TASK INSTRUCTIONS – Here are some records; quote them exactly, leaving out the pictures.

GIVEN DATA –
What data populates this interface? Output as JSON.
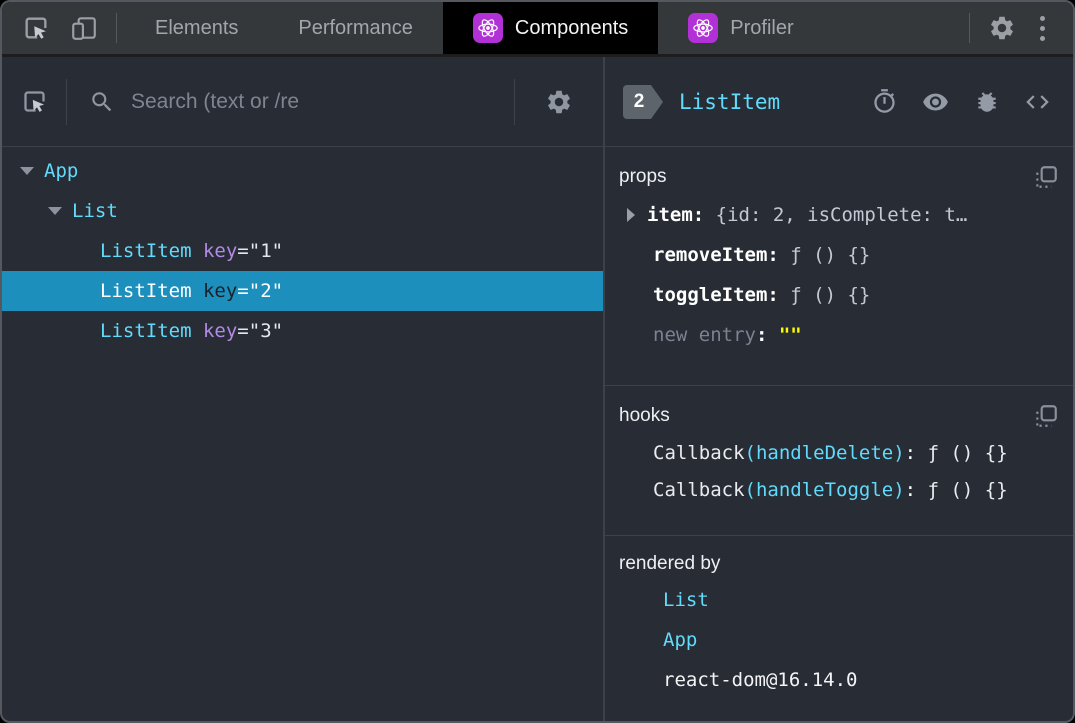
{
  "topbar": {
    "tabs": [
      {
        "label": "Elements"
      },
      {
        "label": "Performance"
      },
      {
        "label": "Components"
      },
      {
        "label": "Profiler"
      }
    ]
  },
  "left_toolbar": {
    "search_placeholder": "Search (text or /re"
  },
  "tree": {
    "rows": [
      {
        "name": "App"
      },
      {
        "name": "List"
      },
      {
        "name": "ListItem",
        "attr": "key",
        "eq": "=",
        "value": "\"1\""
      },
      {
        "name": "ListItem",
        "attr": "key",
        "eq": "=",
        "value": "\"2\""
      },
      {
        "name": "ListItem",
        "attr": "key",
        "eq": "=",
        "value": "\"3\""
      }
    ]
  },
  "inspector": {
    "badge": "2",
    "component": "ListItem",
    "props": {
      "title": "props",
      "rows": [
        {
          "key": "item",
          "sep": ":",
          "value": " {id: 2, isComplete: t…"
        },
        {
          "key": "removeItem",
          "sep": ":",
          "value": " ƒ () {}"
        },
        {
          "key": "toggleItem",
          "sep": ":",
          "value": " ƒ () {}"
        },
        {
          "key": "new entry",
          "sep": ":",
          "value": " \"\""
        }
      ]
    },
    "hooks": {
      "title": "hooks",
      "rows": [
        {
          "key": "Callback",
          "paren": "(handleDelete)",
          "sep": ":",
          "value": " ƒ () {}"
        },
        {
          "key": "Callback",
          "paren": "(handleToggle)",
          "sep": ":",
          "value": " ƒ () {}"
        }
      ]
    },
    "rendered_by": {
      "title": "rendered by",
      "items": [
        "List",
        "App",
        "react-dom@16.14.0"
      ]
    }
  },
  "colors": {
    "panel_bg": "#282c34",
    "topbar_bg": "#35383b",
    "active_tab_bg": "#000000",
    "selected_row": "#1d8fbd",
    "accent_cyan": "#61dafb",
    "attr_purple": "#b389e6",
    "editable_yellow": "#fafa00",
    "react_purple": "#b231d6"
  }
}
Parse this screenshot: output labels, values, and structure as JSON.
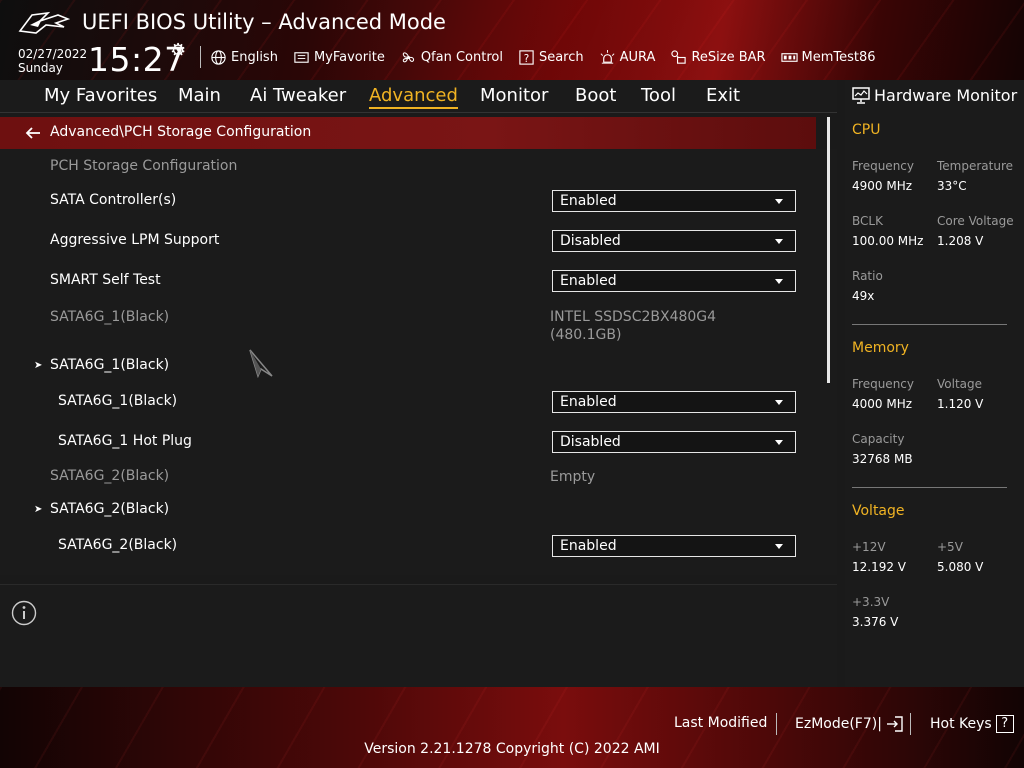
{
  "header": {
    "title": "UEFI BIOS Utility – Advanced Mode",
    "date": "02/27/2022",
    "day": "Sunday",
    "time": "15:27",
    "tools": [
      {
        "label": "English",
        "icon": "globe-icon"
      },
      {
        "label": "MyFavorite",
        "icon": "favorite-list-icon"
      },
      {
        "label": "Qfan Control",
        "icon": "fan-icon"
      },
      {
        "label": "Search",
        "icon": "search-help-icon"
      },
      {
        "label": "AURA",
        "icon": "aura-light-icon"
      },
      {
        "label": "ReSize BAR",
        "icon": "resize-bar-icon"
      },
      {
        "label": "MemTest86",
        "icon": "memtest-icon"
      }
    ]
  },
  "nav": {
    "tabs": [
      "My Favorites",
      "Main",
      "Ai Tweaker",
      "Advanced",
      "Monitor",
      "Boot",
      "Tool",
      "Exit"
    ],
    "active": "Advanced"
  },
  "breadcrumb": "Advanced\\PCH Storage Configuration",
  "settings": {
    "section_title": "PCH Storage Configuration",
    "sata_controller": {
      "label": "SATA Controller(s)",
      "value": "Enabled"
    },
    "aggressive_lpm": {
      "label": "Aggressive LPM Support",
      "value": "Disabled"
    },
    "smart_self_test": {
      "label": "SMART Self Test",
      "value": "Enabled"
    },
    "port1_info": {
      "label": "SATA6G_1(Black)",
      "value_line1": "INTEL SSDSC2BX480G4",
      "value_line2": "(480.1GB)"
    },
    "port1_group": {
      "label": "SATA6G_1(Black)"
    },
    "port1_enable": {
      "label": "SATA6G_1(Black)",
      "value": "Enabled"
    },
    "port1_hotplug": {
      "label": "SATA6G_1 Hot Plug",
      "value": "Disabled"
    },
    "port2_info": {
      "label": "SATA6G_2(Black)",
      "value": "Empty"
    },
    "port2_group": {
      "label": "SATA6G_2(Black)"
    },
    "port2_enable": {
      "label": "SATA6G_2(Black)",
      "value": "Enabled"
    }
  },
  "hardware_monitor": {
    "title": "Hardware Monitor",
    "cpu": {
      "title": "CPU",
      "frequency_label": "Frequency",
      "frequency": "4900 MHz",
      "temperature_label": "Temperature",
      "temperature": "33°C",
      "bclk_label": "BCLK",
      "bclk": "100.00 MHz",
      "core_voltage_label": "Core Voltage",
      "core_voltage": "1.208 V",
      "ratio_label": "Ratio",
      "ratio": "49x"
    },
    "memory": {
      "title": "Memory",
      "frequency_label": "Frequency",
      "frequency": "4000 MHz",
      "voltage_label": "Voltage",
      "voltage": "1.120 V",
      "capacity_label": "Capacity",
      "capacity": "32768 MB"
    },
    "voltage": {
      "title": "Voltage",
      "v12_label": "+12V",
      "v12": "12.192 V",
      "v5_label": "+5V",
      "v5": "5.080 V",
      "v33_label": "+3.3V",
      "v33": "3.376 V"
    }
  },
  "footer": {
    "last_modified": "Last Modified",
    "ezmode": "EzMode(F7)|",
    "hot_keys": "Hot Keys",
    "hot_keys_key": "?",
    "version": "Version 2.21.1278 Copyright (C) 2022 AMI"
  },
  "colors": {
    "accent": "#f0b323",
    "breadcrumb_bg": "#7a1515",
    "panel_bg": "#1b1b1b"
  }
}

FINAL RESULT –
What data populates this interface? Output as JSON.
{
  "topbar": {
    "tabs": [
      {
        "label": "Elements"
      },
      {
        "label": "Performance"
      },
      {
        "label": "Components"
      },
      {
        "label": "Profiler"
      }
    ]
  },
  "left_toolbar": {
    "search_placeholder": "Search (text or /re"
  },
  "tree": {
    "rows": [
      {
        "name": "App"
      },
      {
        "name": "List"
      },
      {
        "name": "ListItem",
        "attr": "key",
        "eq": "=",
        "value": "\"1\""
      },
      {
        "name": "ListItem",
        "attr": "key",
        "eq": "=",
        "value": "\"2\""
      },
      {
        "name": "ListItem",
        "attr": "key",
        "eq": "=",
        "value": "\"3\""
      }
    ]
  },
  "inspector": {
    "badge": "2",
    "component": "ListItem",
    "props": {
      "title": "props",
      "rows": [
        {
          "key": "item",
          "sep": ":",
          "value": " {id: 2, isComplete: t…"
        },
        {
          "key": "removeItem",
          "sep": ":",
          "value": " ƒ () {}"
        },
        {
          "key": "toggleItem",
          "sep": ":",
          "value": " ƒ () {}"
        },
        {
          "key": "new entry",
          "sep": ":",
          "value": " \"\""
        }
      ]
    },
    "hooks": {
      "title": "hooks",
      "rows": [
        {
          "key": "Callback",
          "paren": "(handleDelete)",
          "sep": ":",
          "value": " ƒ () {}"
        },
        {
          "key": "Callback",
          "paren": "(handleToggle)",
          "sep": ":",
          "value": " ƒ () {}"
        }
      ]
    },
    "rendered_by": {
      "title": "rendered by",
      "items": [
        "List",
        "App",
        "react-dom@16.14.0"
      ]
    }
  },
  "colors": {
    "panel_bg": "#282c34",
    "topbar_bg": "#35383b",
    "active_tab_bg": "#000000",
    "selected_row": "#1d8fbd",
    "accent_cyan": "#61dafb",
    "attr_purple": "#b389e6",
    "editable_yellow": "#fafa00",
    "react_purple": "#b231d6"
  }
}
Parse this screenshot: output labels, values, and structure as JSON.
{
  "header": {
    "title": "UEFI BIOS Utility – Advanced Mode",
    "date": "02/27/2022",
    "day": "Sunday",
    "time": "15:27",
    "tools": [
      {
        "label": "English",
        "icon": "globe-icon"
      },
      {
        "label": "MyFavorite",
        "icon": "favorite-list-icon"
      },
      {
        "label": "Qfan Control",
        "icon": "fan-icon"
      },
      {
        "label": "Search",
        "icon": "search-help-icon"
      },
      {
        "label": "AURA",
        "icon": "aura-light-icon"
      },
      {
        "label": "ReSize BAR",
        "icon": "resize-bar-icon"
      },
      {
        "label": "MemTest86",
        "icon": "memtest-icon"
      }
    ]
  },
  "nav": {
    "tabs": [
      "My Favorites",
      "Main",
      "Ai Tweaker",
      "Advanced",
      "Monitor",
      "Boot",
      "Tool",
      "Exit"
    ],
    "active": "Advanced"
  },
  "breadcrumb": "Advanced\\PCH Storage Configuration",
  "settings": {
    "section_title": "PCH Storage Configuration",
    "sata_controller": {
      "label": "SATA Controller(s)",
      "value": "Enabled"
    },
    "aggressive_lpm": {
      "label": "Aggressive LPM Support",
      "value": "Disabled"
    },
    "smart_self_test": {
      "label": "SMART Self Test",
      "value": "Enabled"
    },
    "port1_info": {
      "label": "SATA6G_1(Black)",
      "value_line1": "INTEL SSDSC2BX480G4",
      "value_line2": "(480.1GB)"
    },
    "port1_group": {
      "label": "SATA6G_1(Black)"
    },
    "port1_enable": {
      "label": "SATA6G_1(Black)",
      "value": "Enabled"
    },
    "port1_hotplug": {
      "label": "SATA6G_1 Hot Plug",
      "value": "Disabled"
    },
    "port2_info": {
      "label": "SATA6G_2(Black)",
      "value": "Empty"
    },
    "port2_group": {
      "label": "SATA6G_2(Black)"
    },
    "port2_enable": {
      "label": "SATA6G_2(Black)",
      "value": "Enabled"
    }
  },
  "hardware_monitor": {
    "title": "Hardware Monitor",
    "cpu": {
      "title": "CPU",
      "frequency_label": "Frequency",
      "frequency": "4900 MHz",
      "temperature_label": "Temperature",
      "temperature": "33°C",
      "bclk_label": "BCLK",
      "bclk": "100.00 MHz",
      "core_voltage_label": "Core Voltage",
      "core_voltage": "1.208 V",
      "ratio_label": "Ratio",
      "ratio": "49x"
    },
    "memory": {
      "title": "Memory",
      "frequency_label": "Frequency",
      "frequency": "4000 MHz",
      "voltage_label": "Voltage",
      "voltage": "1.120 V",
      "capacity_label": "Capacity",
      "capacity": "32768 MB"
    },
    "voltage": {
      "title": "Voltage",
      "v12_label": "+12V",
      "v12": "12.192 V",
      "v5_label": "+5V",
      "v5": "5.080 V",
      "v33_label": "+3.3V",
      "v33": "3.376 V"
    }
  },
  "footer": {
    "last_modified": "Last Modified",
    "ezmode": "EzMode(F7)|",
    "hot_keys": "Hot Keys",
    "hot_keys_key": "?",
    "version": "Version 2.21.1278 Copyright (C) 2022 AMI"
  },
  "colors": {
    "accent": "#f0b323",
    "breadcrumb_bg": "#7a1515",
    "panel_bg": "#1b1b1b"
  }
}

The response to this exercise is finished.